WRITTEN EXERCISE>
Update the entries from the beginning through the line containing "folder-up-icon[interactable] [19,964,47,988]", swapping "battery-icon" for "battery-status-icon" and changing nothing else.

SUPPLIED MATERIAL>
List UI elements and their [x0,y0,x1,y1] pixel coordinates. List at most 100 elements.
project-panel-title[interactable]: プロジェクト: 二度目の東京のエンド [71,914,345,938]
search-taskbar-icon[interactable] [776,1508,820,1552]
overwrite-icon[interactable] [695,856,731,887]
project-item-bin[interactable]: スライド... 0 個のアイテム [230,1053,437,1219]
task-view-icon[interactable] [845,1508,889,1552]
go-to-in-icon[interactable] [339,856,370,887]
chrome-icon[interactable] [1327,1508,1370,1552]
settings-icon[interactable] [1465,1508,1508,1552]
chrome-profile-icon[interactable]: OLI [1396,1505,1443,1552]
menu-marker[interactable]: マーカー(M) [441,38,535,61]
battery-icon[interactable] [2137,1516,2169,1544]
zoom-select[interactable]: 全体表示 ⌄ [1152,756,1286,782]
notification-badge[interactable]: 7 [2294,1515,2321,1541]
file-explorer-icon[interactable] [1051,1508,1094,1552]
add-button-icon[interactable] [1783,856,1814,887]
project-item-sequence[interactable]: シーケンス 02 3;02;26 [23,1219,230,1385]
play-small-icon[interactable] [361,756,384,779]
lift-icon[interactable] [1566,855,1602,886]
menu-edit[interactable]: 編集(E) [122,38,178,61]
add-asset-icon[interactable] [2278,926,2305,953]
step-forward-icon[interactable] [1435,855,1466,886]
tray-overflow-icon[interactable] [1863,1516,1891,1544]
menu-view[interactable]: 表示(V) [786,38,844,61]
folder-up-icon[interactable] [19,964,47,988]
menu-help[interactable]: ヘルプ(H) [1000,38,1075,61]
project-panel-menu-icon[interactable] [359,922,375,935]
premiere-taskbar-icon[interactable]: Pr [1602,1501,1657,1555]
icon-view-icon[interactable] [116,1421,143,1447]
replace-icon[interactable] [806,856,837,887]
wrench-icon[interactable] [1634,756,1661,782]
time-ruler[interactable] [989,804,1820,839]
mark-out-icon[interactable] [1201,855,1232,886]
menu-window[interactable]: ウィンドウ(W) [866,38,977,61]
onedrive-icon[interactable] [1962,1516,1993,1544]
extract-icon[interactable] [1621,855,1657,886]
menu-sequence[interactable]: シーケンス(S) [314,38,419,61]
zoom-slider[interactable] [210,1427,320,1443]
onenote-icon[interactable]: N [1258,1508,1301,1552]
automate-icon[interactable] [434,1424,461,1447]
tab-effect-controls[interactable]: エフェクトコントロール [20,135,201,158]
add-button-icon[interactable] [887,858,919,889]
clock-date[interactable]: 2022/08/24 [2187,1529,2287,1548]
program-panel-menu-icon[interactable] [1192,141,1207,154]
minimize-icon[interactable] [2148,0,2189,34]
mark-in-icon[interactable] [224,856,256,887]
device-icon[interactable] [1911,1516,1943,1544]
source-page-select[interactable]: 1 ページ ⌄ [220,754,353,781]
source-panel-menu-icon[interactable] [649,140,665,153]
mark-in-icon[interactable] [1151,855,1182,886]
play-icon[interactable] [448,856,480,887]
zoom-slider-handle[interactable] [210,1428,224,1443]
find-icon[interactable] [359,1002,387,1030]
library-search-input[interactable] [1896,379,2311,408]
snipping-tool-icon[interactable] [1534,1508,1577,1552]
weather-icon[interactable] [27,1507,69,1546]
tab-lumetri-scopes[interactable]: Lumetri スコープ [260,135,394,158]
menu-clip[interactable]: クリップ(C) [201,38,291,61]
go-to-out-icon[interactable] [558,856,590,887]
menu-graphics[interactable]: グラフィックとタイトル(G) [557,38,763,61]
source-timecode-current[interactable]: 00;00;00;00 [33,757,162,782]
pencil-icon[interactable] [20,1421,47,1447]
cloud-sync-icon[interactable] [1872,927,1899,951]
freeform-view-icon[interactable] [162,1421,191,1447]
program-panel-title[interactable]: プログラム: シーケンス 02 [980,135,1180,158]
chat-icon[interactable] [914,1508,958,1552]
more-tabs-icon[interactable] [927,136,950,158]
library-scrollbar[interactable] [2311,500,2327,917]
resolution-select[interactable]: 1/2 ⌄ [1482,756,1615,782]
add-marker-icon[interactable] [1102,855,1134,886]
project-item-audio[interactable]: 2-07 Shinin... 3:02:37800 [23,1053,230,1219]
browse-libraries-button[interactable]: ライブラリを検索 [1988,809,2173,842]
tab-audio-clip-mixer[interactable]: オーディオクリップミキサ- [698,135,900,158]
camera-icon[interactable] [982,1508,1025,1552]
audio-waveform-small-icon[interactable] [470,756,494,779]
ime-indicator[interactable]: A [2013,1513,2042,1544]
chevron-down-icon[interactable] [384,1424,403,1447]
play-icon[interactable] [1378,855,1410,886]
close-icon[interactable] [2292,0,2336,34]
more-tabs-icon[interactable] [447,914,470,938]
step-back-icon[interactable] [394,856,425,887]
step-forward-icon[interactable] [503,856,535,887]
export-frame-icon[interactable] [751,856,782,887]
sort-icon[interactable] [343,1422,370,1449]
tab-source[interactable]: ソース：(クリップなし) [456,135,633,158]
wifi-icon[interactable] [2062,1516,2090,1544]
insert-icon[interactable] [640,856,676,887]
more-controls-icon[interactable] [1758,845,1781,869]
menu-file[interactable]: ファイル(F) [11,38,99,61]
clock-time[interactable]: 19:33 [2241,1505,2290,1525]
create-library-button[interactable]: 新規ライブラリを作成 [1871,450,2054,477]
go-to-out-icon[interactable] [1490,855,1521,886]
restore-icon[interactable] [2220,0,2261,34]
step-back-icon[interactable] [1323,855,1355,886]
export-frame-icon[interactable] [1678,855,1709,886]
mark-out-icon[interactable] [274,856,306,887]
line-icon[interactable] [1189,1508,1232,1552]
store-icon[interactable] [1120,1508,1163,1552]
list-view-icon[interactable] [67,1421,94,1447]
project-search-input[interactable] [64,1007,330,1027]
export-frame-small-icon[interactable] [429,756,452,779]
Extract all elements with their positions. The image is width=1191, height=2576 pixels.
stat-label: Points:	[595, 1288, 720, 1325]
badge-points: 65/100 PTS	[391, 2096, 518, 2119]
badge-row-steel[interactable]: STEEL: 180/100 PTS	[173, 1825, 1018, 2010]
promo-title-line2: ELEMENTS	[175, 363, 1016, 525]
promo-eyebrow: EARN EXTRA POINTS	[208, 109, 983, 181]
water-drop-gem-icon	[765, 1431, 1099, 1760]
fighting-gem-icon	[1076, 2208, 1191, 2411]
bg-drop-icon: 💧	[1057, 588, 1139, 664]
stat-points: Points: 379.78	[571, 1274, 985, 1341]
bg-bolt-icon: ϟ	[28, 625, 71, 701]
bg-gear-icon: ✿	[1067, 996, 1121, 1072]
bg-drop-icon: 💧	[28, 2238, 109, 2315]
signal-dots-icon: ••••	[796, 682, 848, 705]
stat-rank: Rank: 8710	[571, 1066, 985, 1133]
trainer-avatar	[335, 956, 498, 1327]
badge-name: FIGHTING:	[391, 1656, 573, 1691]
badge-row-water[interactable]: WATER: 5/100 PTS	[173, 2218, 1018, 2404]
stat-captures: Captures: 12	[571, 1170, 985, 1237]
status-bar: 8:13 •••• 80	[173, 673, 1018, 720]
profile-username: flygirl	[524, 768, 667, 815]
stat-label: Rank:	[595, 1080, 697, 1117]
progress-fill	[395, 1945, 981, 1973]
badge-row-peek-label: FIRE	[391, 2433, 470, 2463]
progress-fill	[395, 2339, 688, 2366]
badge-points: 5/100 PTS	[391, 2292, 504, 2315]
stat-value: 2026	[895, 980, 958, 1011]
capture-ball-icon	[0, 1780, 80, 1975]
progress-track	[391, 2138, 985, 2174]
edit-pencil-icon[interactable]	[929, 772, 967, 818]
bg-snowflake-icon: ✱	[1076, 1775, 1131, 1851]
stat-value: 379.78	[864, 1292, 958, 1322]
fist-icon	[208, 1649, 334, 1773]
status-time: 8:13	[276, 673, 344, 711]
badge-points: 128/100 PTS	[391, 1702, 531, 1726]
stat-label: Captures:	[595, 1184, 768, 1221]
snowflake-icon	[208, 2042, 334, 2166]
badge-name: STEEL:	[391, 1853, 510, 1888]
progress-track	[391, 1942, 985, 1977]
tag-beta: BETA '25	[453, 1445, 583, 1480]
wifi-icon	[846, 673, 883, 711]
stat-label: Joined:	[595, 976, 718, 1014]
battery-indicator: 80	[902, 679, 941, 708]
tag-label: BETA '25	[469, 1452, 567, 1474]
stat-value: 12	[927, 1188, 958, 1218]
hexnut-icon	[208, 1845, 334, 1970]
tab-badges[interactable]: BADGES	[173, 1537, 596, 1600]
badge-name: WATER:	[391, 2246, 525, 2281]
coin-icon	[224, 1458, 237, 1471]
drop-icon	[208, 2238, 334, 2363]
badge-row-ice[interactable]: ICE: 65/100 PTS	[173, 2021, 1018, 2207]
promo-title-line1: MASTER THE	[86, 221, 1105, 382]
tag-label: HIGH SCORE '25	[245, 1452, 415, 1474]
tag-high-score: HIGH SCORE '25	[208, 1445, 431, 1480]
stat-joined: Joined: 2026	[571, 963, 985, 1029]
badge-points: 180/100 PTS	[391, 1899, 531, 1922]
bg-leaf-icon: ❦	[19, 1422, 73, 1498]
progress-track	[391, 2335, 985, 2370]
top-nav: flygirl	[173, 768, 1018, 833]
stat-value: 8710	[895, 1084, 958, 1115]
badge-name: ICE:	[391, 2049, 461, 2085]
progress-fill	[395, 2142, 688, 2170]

SOLUTION FOR THIS TASK>
List UI elements and their [x0,y0,x1,y1] pixel coordinates. List at most 100 elements.
project-panel-title[interactable]: プロジェクト: 二度目の東京のエンド [71,914,345,938]
search-taskbar-icon[interactable] [776,1508,820,1552]
overwrite-icon[interactable] [695,856,731,887]
project-item-bin[interactable]: スライド... 0 個のアイテム [230,1053,437,1219]
task-view-icon[interactable] [845,1508,889,1552]
go-to-in-icon[interactable] [339,856,370,887]
chrome-icon[interactable] [1327,1508,1370,1552]
settings-icon[interactable] [1465,1508,1508,1552]
chrome-profile-icon[interactable]: OLI [1396,1505,1443,1552]
menu-marker[interactable]: マーカー(M) [441,38,535,61]
battery-status-icon[interactable] [2137,1516,2169,1544]
zoom-select[interactable]: 全体表示 ⌄ [1152,756,1286,782]
notification-badge[interactable]: 7 [2294,1515,2321,1541]
file-explorer-icon[interactable] [1051,1508,1094,1552]
add-button-icon[interactable] [1783,856,1814,887]
project-item-sequence[interactable]: シーケンス 02 3;02;26 [23,1219,230,1385]
play-small-icon[interactable] [361,756,384,779]
lift-icon[interactable] [1566,855,1602,886]
menu-edit[interactable]: 編集(E) [122,38,178,61]
add-asset-icon[interactable] [2278,926,2305,953]
step-forward-icon[interactable] [1435,855,1466,886]
tray-overflow-icon[interactable] [1863,1516,1891,1544]
menu-view[interactable]: 表示(V) [786,38,844,61]
folder-up-icon[interactable] [19,964,47,988]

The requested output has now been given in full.